----- EXTRACTED INFORMATION -----

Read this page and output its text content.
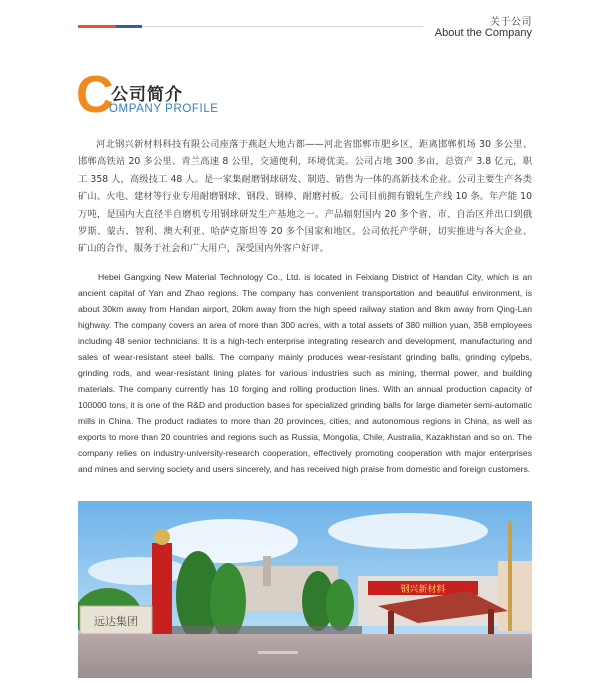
关于公司
About the Company
C
公司简介
OMPANY PROFILE

河北钢兴新材料科技有限公司座落于燕赵大地古都——河北省邯郸市肥乡区，距离邯郸机场 30 多公里、邯郸高铁站 20 多公里、青兰高速 8 公里，交通便利，环境优美。公司占地 300 多亩，总资产 3.8 亿元，职工 358 人，高级技工 48 人。是一家集耐磨钢球研发、制造、销售为一体的高新技术企业。公司主要生产各类矿山、火电、建材等行业专用耐磨钢球、钢段、钢棒、耐磨衬板。公司目前拥有锻轧生产线 10 条。年产能 10 万吨，是国内大直径半自磨机专用钢球研发生产基地之一。产品辐射国内 20 多个省、市、自治区并出口到俄罗斯、蒙古、智利、澳大利亚、哈萨克斯坦等 20 多个国家和地区。公司依托产学研，切实推进与各大企业、矿山的合作，服务于社会和广大用户，深受国内外客户好评。

Hebei Gangxing New Material Technology Co., Ltd. is located in Feixiang District of Handan City, which is an ancient capital of Yan and Zhao regions. The company has convenient transportation and beautiful environment, is about 30km away from Handan airport, 20km away from the high speed railway station and 8km away from Qing-Lan highway. The company covers an area of more than 300 acres, with a total assets of 380 million yuan, 358 employees including 48 senior technicians. It is a high-tech enterprise integrating research and development, manufacturing and sales of wear-resistant steel balls. The company mainly produces wear-resistant grinding balls, grinding cylpebs, grinding rods, and wear-resistant lining plates for various industries such as mining, thermal power, and building materials. The company currently has 10 forging and rolling production lines. With an annual production capacity of 100000 tons, it is one of the R&D and production bases for specialized grinding balls for large diameter semi-automatic mills in China. The product radiates to more than 20 provinces, cities, and autonomous regions in China, as well as exports to more than 20 countries and regions such as Russia, Mongolia, Chile, Australia, Kazakhstan and so on. The company relies on industry-university-research cooperation, effectively promoting cooperation with major enterprises and mines and serving society and users sincerely, and has received high praise from domestic and foreign customers.

钢兴新材料
远达集团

-----

● REQUIREMENTS: Give the data again exactly as written, with all pictures left out.

● RESPONSE TO THE TASK:
Read this page and output its text content.
关于公司
About the Company
C
公司简介
OMPANY PROFILE

河北钢兴新材料科技有限公司座落于燕赵大地古都——河北省邯郸市肥乡区，距离邯郸机场 30 多公里、邯郸高铁站 20 多公里、青兰高速 8 公里，交通便利，环境优美。公司占地 300 多亩，总资产 3.8 亿元，职工 358 人，高级技工 48 人。是一家集耐磨钢球研发、制造、销售为一体的高新技术企业。公司主要生产各类矿山、火电、建材等行业专用耐磨钢球、钢段、钢棒、耐磨衬板。公司目前拥有锻轧生产线 10 条。年产能 10 万吨，是国内大直径半自磨机专用钢球研发生产基地之一。产品辐射国内 20 多个省、市、自治区并出口到俄罗斯、蒙古、智利、澳大利亚、哈萨克斯坦等 20 多个国家和地区。公司依托产学研，切实推进与各大企业、矿山的合作，服务于社会和广大用户，深受国内外客户好评。

Hebei Gangxing New Material Technology Co., Ltd. is located in Feixiang District of Handan City, which is an ancient capital of Yan and Zhao regions. The company has convenient transportation and beautiful environment, is about 30km away from Handan airport, 20km away from the high speed railway station and 8km away from Qing-Lan highway. The company covers an area of more than 300 acres, with a total assets of 380 million yuan, 358 employees including 48 senior technicians. It is a high-tech enterprise integrating research and development, manufacturing and sales of wear-resistant steel balls. The company mainly produces wear-resistant grinding balls, grinding cylpebs, grinding rods, and wear-resistant lining plates for various industries such as mining, thermal power, and building materials. The company currently has 10 forging and rolling production lines. With an annual production capacity of 100000 tons, it is one of the R&D and production bases for specialized grinding balls for large diameter semi-automatic mills in China. The product radiates to more than 20 provinces, cities, and autonomous regions in China, as well as exports to more than 20 countries and regions such as Russia, Mongolia, Chile, Australia, Kazakhstan and so on. The company relies on industry-university-research cooperation, effectively promoting cooperation with major enterprises and mines and serving society and users sincerely, and has received high praise from domestic and foreign customers.

钢兴新材料
远达集团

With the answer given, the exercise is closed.